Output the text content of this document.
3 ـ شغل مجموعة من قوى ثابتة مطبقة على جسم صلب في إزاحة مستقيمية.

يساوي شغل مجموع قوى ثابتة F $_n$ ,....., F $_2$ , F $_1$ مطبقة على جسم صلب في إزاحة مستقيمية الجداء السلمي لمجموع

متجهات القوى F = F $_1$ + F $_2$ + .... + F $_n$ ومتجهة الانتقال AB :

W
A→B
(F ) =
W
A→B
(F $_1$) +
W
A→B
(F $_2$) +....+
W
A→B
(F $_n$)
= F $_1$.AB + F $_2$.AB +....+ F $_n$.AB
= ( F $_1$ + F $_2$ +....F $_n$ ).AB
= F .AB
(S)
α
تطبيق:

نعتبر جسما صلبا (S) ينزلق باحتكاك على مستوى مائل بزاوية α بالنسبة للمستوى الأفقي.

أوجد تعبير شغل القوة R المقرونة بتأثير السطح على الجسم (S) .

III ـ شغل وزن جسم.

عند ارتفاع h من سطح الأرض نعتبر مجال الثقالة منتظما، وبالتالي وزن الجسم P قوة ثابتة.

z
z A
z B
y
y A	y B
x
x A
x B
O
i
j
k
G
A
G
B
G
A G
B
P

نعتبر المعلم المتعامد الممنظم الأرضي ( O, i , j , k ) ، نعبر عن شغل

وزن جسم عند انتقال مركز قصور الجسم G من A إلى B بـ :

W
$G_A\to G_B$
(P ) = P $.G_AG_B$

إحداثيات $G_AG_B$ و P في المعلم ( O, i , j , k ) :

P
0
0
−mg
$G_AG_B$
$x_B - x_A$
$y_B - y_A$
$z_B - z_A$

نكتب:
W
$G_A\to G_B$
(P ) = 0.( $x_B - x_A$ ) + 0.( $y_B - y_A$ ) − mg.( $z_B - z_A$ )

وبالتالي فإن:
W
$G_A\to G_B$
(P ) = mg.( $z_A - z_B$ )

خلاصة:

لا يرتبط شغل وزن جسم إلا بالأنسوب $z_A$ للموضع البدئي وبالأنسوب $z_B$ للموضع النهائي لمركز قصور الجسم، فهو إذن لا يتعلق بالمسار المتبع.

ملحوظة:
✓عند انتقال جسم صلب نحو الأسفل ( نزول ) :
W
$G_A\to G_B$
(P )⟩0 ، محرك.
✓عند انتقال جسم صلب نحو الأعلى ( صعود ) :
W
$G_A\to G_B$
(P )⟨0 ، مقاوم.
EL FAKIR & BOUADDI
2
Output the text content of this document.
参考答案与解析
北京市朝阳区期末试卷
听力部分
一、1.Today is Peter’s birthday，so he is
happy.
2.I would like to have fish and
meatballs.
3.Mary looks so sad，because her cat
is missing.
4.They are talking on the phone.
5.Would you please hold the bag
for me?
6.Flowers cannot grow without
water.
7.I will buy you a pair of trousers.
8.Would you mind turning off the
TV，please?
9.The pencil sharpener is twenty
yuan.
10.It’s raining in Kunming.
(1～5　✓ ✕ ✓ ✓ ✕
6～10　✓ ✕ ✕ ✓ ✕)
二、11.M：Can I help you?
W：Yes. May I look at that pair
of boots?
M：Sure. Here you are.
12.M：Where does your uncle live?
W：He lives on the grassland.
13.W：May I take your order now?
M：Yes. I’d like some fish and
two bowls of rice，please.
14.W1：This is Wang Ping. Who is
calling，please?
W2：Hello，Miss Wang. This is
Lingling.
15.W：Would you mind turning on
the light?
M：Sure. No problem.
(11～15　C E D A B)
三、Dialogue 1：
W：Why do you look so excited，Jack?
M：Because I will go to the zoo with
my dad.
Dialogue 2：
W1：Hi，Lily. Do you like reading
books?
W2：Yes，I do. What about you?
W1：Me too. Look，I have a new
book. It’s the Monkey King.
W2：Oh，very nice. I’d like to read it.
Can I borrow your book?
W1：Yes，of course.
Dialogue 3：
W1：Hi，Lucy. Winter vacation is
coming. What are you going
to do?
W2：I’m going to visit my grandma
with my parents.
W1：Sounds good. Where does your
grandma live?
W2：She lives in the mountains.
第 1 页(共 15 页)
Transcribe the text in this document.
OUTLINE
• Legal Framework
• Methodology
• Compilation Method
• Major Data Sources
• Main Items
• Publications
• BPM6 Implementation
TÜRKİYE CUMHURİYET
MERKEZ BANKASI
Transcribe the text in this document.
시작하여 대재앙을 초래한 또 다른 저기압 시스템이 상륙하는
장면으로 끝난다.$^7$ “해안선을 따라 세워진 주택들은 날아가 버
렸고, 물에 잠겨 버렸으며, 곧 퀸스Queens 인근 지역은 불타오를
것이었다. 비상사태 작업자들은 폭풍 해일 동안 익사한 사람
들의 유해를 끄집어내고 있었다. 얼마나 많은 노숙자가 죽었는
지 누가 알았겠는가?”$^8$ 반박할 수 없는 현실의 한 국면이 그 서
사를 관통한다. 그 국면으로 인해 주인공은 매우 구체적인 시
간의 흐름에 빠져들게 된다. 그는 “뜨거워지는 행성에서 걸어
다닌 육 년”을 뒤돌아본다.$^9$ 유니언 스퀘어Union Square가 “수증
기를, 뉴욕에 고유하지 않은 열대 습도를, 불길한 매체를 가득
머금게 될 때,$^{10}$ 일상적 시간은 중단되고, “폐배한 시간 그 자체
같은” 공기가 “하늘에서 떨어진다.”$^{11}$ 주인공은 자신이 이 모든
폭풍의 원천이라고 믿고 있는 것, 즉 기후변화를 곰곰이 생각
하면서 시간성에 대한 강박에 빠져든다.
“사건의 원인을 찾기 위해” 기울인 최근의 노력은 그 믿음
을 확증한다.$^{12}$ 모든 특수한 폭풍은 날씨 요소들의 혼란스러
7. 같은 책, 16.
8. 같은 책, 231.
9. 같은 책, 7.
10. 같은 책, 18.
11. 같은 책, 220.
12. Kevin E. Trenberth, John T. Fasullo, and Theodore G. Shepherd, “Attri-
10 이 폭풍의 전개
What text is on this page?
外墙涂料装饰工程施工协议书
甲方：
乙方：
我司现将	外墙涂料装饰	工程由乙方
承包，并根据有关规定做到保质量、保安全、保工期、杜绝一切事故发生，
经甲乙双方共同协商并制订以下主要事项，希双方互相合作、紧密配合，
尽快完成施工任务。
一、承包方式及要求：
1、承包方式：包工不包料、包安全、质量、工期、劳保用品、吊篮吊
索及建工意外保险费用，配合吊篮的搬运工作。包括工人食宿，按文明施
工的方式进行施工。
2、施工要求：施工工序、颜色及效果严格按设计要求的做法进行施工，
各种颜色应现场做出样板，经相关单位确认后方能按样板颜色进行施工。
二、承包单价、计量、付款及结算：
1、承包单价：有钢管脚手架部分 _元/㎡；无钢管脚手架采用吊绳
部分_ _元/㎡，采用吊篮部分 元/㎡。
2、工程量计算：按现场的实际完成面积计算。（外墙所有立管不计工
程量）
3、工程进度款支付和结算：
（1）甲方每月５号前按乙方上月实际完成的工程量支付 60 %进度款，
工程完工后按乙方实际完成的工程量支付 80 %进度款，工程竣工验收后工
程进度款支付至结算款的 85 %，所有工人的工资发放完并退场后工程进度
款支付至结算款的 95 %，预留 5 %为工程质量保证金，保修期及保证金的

— Exercise aim —
Retype all the material above precisely, with no line left out.

— Exercise result —
Output the text content of this document.
3 ـ شغل مجموعة من قوى ثابتة مطبقة على جسم صلب في إزاحة مستقيمية.

يساوي شغل مجموع قوى ثابتة F $_n$ ,....., F $_2$ , F $_1$ مطبقة على جسم صلب في إزاحة مستقيمية الجداء السلمي لمجموع

متجهات القوى F = F $_1$ + F $_2$ + .... + F $_n$ ومتجهة الانتقال AB :

W
A→B
(F ) =
W
A→B
(F $_1$) +
W
A→B
(F $_2$) +....+
W
A→B
(F $_n$)
= F $_1$.AB + F $_2$.AB +....+ F $_n$.AB
= ( F $_1$ + F $_2$ +....F $_n$ ).AB
= F .AB
(S)
α
تطبيق:

نعتبر جسما صلبا (S) ينزلق باحتكاك على مستوى مائل بزاوية α بالنسبة للمستوى الأفقي.

أوجد تعبير شغل القوة R المقرونة بتأثير السطح على الجسم (S) .

III ـ شغل وزن جسم.

عند ارتفاع h من سطح الأرض نعتبر مجال الثقالة منتظما، وبالتالي وزن الجسم P قوة ثابتة.

z
z A
z B
y
y A	y B
x
x A
x B
O
i
j
k
G
A
G
B
G
A G
B
P

نعتبر المعلم المتعامد الممنظم الأرضي ( O, i , j , k ) ، نعبر عن شغل

وزن جسم عند انتقال مركز قصور الجسم G من A إلى B بـ :

W
$G_A\to G_B$
(P ) = P $.G_AG_B$

إحداثيات $G_AG_B$ و P في المعلم ( O, i , j , k ) :

P
0
0
−mg
$G_AG_B$
$x_B - x_A$
$y_B - y_A$
$z_B - z_A$

نكتب:
W
$G_A\to G_B$
(P ) = 0.( $x_B - x_A$ ) + 0.( $y_B - y_A$ ) − mg.( $z_B - z_A$ )

وبالتالي فإن:
W
$G_A\to G_B$
(P ) = mg.( $z_A - z_B$ )

خلاصة:

لا يرتبط شغل وزن جسم إلا بالأنسوب $z_A$ للموضع البدئي وبالأنسوب $z_B$ للموضع النهائي لمركز قصور الجسم، فهو إذن لا يتعلق بالمسار المتبع.

ملحوظة:
✓عند انتقال جسم صلب نحو الأسفل ( نزول ) :
W
$G_A\to G_B$
(P )⟩0 ، محرك.
✓عند انتقال جسم صلب نحو الأعلى ( صعود ) :
W
$G_A\to G_B$
(P )⟨0 ، مقاوم.
EL FAKIR & BOUADDI
2
Output the text content of this document.
参考答案与解析
北京市朝阳区期末试卷
听力部分
一、1.Today is Peter’s birthday，so he is
happy.
2.I would like to have fish and
meatballs.
3.Mary looks so sad，because her cat
is missing.
4.They are talking on the phone.
5.Would you please hold the bag
for me?
6.Flowers cannot grow without
water.
7.I will buy you a pair of trousers.
8.Would you mind turning off the
TV，please?
9.The pencil sharpener is twenty
yuan.
10.It’s raining in Kunming.
(1～5　✓ ✕ ✓ ✓ ✕
6～10　✓ ✕ ✕ ✓ ✕)
二、11.M：Can I help you?
W：Yes. May I look at that pair
of boots?
M：Sure. Here you are.
12.M：Where does your uncle live?
W：He lives on the grassland.
13.W：May I take your order now?
M：Yes. I’d like some fish and
two bowls of rice，please.
14.W1：This is Wang Ping. Who is
calling，please?
W2：Hello，Miss Wang. This is
Lingling.
15.W：Would you mind turning on
the light?
M：Sure. No problem.
(11～15　C E D A B)
三、Dialogue 1：
W：Why do you look so excited，Jack?
M：Because I will go to the zoo with
my dad.
Dialogue 2：
W1：Hi，Lily. Do you like reading
books?
W2：Yes，I do. What about you?
W1：Me too. Look，I have a new
book. It’s the Monkey King.
W2：Oh，very nice. I’d like to read it.
Can I borrow your book?
W1：Yes，of course.
Dialogue 3：
W1：Hi，Lucy. Winter vacation is
coming. What are you going
to do?
W2：I’m going to visit my grandma
with my parents.
W1：Sounds good. Where does your
grandma live?
W2：She lives in the mountains.
第 1 页(共 15 页)
Transcribe the text in this document.
OUTLINE
• Legal Framework
• Methodology
• Compilation Method
• Major Data Sources
• Main Items
• Publications
• BPM6 Implementation
TÜRKİYE CUMHURİYET
MERKEZ BANKASI
Transcribe the text in this document.
시작하여 대재앙을 초래한 또 다른 저기압 시스템이 상륙하는
장면으로 끝난다.$^7$ “해안선을 따라 세워진 주택들은 날아가 버
렸고, 물에 잠겨 버렸으며, 곧 퀸스Queens 인근 지역은 불타오를
것이었다. 비상사태 작업자들은 폭풍 해일 동안 익사한 사람
들의 유해를 끄집어내고 있었다. 얼마나 많은 노숙자가 죽었는
지 누가 알았겠는가?”$^8$ 반박할 수 없는 현실의 한 국면이 그 서
사를 관통한다. 그 국면으로 인해 주인공은 매우 구체적인 시
간의 흐름에 빠져들게 된다. 그는 “뜨거워지는 행성에서 걸어
다닌 육 년”을 뒤돌아본다.$^9$ 유니언 스퀘어Union Square가 “수증
기를, 뉴욕에 고유하지 않은 열대 습도를, 불길한 매체를 가득
머금게 될 때,$^{10}$ 일상적 시간은 중단되고, “폐배한 시간 그 자체
같은” 공기가 “하늘에서 떨어진다.”$^{11}$ 주인공은 자신이 이 모든
폭풍의 원천이라고 믿고 있는 것, 즉 기후변화를 곰곰이 생각
하면서 시간성에 대한 강박에 빠져든다.
“사건의 원인을 찾기 위해” 기울인 최근의 노력은 그 믿음
을 확증한다.$^{12}$ 모든 특수한 폭풍은 날씨 요소들의 혼란스러
7. 같은 책, 16.
8. 같은 책, 231.
9. 같은 책, 7.
10. 같은 책, 18.
11. 같은 책, 220.
12. Kevin E. Trenberth, John T. Fasullo, and Theodore G. Shepherd, “Attri-
10 이 폭풍의 전개
What text is on this page?
外墙涂料装饰工程施工协议书
甲方：
乙方：
我司现将	外墙涂料装饰	工程由乙方
承包，并根据有关规定做到保质量、保安全、保工期、杜绝一切事故发生，
经甲乙双方共同协商并制订以下主要事项，希双方互相合作、紧密配合，
尽快完成施工任务。
一、承包方式及要求：
1、承包方式：包工不包料、包安全、质量、工期、劳保用品、吊篮吊
索及建工意外保险费用，配合吊篮的搬运工作。包括工人食宿，按文明施
工的方式进行施工。
2、施工要求：施工工序、颜色及效果严格按设计要求的做法进行施工，
各种颜色应现场做出样板，经相关单位确认后方能按样板颜色进行施工。
二、承包单价、计量、付款及结算：
1、承包单价：有钢管脚手架部分 _元/㎡；无钢管脚手架采用吊绳
部分_ _元/㎡，采用吊篮部分 元/㎡。
2、工程量计算：按现场的实际完成面积计算。（外墙所有立管不计工
程量）
3、工程进度款支付和结算：
（1）甲方每月５号前按乙方上月实际完成的工程量支付 60 %进度款，
工程完工后按乙方实际完成的工程量支付 80 %进度款，工程竣工验收后工
程进度款支付至结算款的 85 %，所有工人的工资发放完并退场后工程进度
款支付至结算款的 95 %，预留 5 %为工程质量保证金，保修期及保证金的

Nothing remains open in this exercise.